(Items from a figure collection)
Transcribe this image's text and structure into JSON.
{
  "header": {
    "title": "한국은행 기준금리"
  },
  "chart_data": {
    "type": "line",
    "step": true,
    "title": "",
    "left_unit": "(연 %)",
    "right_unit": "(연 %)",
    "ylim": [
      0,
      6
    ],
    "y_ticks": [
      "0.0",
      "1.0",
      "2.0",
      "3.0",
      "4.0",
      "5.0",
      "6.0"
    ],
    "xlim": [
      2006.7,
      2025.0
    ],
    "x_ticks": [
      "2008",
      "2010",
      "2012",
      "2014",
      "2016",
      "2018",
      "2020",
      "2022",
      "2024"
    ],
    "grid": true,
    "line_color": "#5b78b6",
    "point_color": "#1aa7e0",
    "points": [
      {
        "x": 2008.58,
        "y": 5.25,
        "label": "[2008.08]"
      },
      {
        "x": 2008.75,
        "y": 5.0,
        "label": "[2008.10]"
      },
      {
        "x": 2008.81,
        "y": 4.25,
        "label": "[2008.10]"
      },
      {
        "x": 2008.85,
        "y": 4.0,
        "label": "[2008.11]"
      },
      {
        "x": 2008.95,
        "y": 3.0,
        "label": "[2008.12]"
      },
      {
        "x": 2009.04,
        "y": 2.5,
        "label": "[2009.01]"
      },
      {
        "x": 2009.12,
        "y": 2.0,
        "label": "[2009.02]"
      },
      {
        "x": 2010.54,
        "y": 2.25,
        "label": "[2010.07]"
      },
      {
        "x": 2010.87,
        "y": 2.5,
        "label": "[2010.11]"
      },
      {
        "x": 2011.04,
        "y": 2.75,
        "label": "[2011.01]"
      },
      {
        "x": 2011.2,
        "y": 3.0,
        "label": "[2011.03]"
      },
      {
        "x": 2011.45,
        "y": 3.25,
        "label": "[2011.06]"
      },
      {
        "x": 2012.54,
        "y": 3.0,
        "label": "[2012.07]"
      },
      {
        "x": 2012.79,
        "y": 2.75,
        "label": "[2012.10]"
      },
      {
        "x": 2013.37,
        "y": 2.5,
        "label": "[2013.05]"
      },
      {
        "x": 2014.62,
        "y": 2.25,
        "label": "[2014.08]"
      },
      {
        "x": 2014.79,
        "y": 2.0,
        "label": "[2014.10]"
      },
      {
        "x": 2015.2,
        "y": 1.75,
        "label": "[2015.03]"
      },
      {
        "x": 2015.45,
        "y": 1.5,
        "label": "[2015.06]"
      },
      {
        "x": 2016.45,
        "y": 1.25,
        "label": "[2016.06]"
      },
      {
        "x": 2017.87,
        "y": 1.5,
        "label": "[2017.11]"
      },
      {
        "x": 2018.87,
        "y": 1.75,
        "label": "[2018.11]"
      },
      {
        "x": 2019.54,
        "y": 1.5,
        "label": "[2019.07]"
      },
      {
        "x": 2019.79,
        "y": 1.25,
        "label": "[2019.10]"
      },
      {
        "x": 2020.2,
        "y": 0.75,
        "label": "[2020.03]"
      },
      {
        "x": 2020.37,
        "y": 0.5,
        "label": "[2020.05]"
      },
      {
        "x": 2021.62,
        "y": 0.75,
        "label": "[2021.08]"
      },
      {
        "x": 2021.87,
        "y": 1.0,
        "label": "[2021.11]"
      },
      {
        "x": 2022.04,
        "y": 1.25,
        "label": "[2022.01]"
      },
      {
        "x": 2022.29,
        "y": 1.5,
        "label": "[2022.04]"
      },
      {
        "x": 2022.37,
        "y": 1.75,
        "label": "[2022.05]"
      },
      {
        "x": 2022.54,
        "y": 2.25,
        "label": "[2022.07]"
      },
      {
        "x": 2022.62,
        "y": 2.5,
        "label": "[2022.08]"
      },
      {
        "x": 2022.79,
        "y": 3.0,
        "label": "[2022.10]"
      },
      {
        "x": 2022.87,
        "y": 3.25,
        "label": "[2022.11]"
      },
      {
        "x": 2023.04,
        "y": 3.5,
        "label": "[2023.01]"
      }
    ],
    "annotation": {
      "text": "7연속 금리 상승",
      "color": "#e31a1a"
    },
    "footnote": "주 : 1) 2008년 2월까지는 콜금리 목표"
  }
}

| AIM OF THE EXERCISE |
Without omitting anything, output the entries exactly.

| FINISHED TASK |
Transcribe this image's text and structure into JSON.
{
  "header": {
    "title": "한국은행 기준금리"
  },
  "chart_data": {
    "type": "line",
    "step": true,
    "title": "",
    "left_unit": "(연 %)",
    "right_unit": "(연 %)",
    "ylim": [
      0,
      6
    ],
    "y_ticks": [
      "0.0",
      "1.0",
      "2.0",
      "3.0",
      "4.0",
      "5.0",
      "6.0"
    ],
    "xlim": [
      2006.7,
      2025.0
    ],
    "x_ticks": [
      "2008",
      "2010",
      "2012",
      "2014",
      "2016",
      "2018",
      "2020",
      "2022",
      "2024"
    ],
    "grid": true,
    "line_color": "#5b78b6",
    "point_color": "#1aa7e0",
    "points": [
      {
        "x": 2008.58,
        "y": 5.25,
        "label": "[2008.08]"
      },
      {
        "x": 2008.75,
        "y": 5.0,
        "label": "[2008.10]"
      },
      {
        "x": 2008.81,
        "y": 4.25,
        "label": "[2008.10]"
      },
      {
        "x": 2008.85,
        "y": 4.0,
        "label": "[2008.11]"
      },
      {
        "x": 2008.95,
        "y": 3.0,
        "label": "[2008.12]"
      },
      {
        "x": 2009.04,
        "y": 2.5,
        "label": "[2009.01]"
      },
      {
        "x": 2009.12,
        "y": 2.0,
        "label": "[2009.02]"
      },
      {
        "x": 2010.54,
        "y": 2.25,
        "label": "[2010.07]"
      },
      {
        "x": 2010.87,
        "y": 2.5,
        "label": "[2010.11]"
      },
      {
        "x": 2011.04,
        "y": 2.75,
        "label": "[2011.01]"
      },
      {
        "x": 2011.2,
        "y": 3.0,
        "label": "[2011.03]"
      },
      {
        "x": 2011.45,
        "y": 3.25,
        "label": "[2011.06]"
      },
      {
        "x": 2012.54,
        "y": 3.0,
        "label": "[2012.07]"
      },
      {
        "x": 2012.79,
        "y": 2.75,
        "label": "[2012.10]"
      },
      {
        "x": 2013.37,
        "y": 2.5,
        "label": "[2013.05]"
      },
      {
        "x": 2014.62,
        "y": 2.25,
        "label": "[2014.08]"
      },
      {
        "x": 2014.79,
        "y": 2.0,
        "label": "[2014.10]"
      },
      {
        "x": 2015.2,
        "y": 1.75,
        "label": "[2015.03]"
      },
      {
        "x": 2015.45,
        "y": 1.5,
        "label": "[2015.06]"
      },
      {
        "x": 2016.45,
        "y": 1.25,
        "label": "[2016.06]"
      },
      {
        "x": 2017.87,
        "y": 1.5,
        "label": "[2017.11]"
      },
      {
        "x": 2018.87,
        "y": 1.75,
        "label": "[2018.11]"
      },
      {
        "x": 2019.54,
        "y": 1.5,
        "label": "[2019.07]"
      },
      {
        "x": 2019.79,
        "y": 1.25,
        "label": "[2019.10]"
      },
      {
        "x": 2020.2,
        "y": 0.75,
        "label": "[2020.03]"
      },
      {
        "x": 2020.37,
        "y": 0.5,
        "label": "[2020.05]"
      },
      {
        "x": 2021.62,
        "y": 0.75,
        "label": "[2021.08]"
      },
      {
        "x": 2021.87,
        "y": 1.0,
        "label": "[2021.11]"
      },
      {
        "x": 2022.04,
        "y": 1.25,
        "label": "[2022.01]"
      },
      {
        "x": 2022.29,
        "y": 1.5,
        "label": "[2022.04]"
      },
      {
        "x": 2022.37,
        "y": 1.75,
        "label": "[2022.05]"
      },
      {
        "x": 2022.54,
        "y": 2.25,
        "label": "[2022.07]"
      },
      {
        "x": 2022.62,
        "y": 2.5,
        "label": "[2022.08]"
      },
      {
        "x": 2022.79,
        "y": 3.0,
        "label": "[2022.10]"
      },
      {
        "x": 2022.87,
        "y": 3.25,
        "label": "[2022.11]"
      },
      {
        "x": 2023.04,
        "y": 3.5,
        "label": "[2023.01]"
      }
    ],
    "annotation": {
      "text": "7연속 금리 상승",
      "color": "#e31a1a"
    },
    "footnote": "주 : 1) 2008년 2월까지는 콜금리 목표"
  }
}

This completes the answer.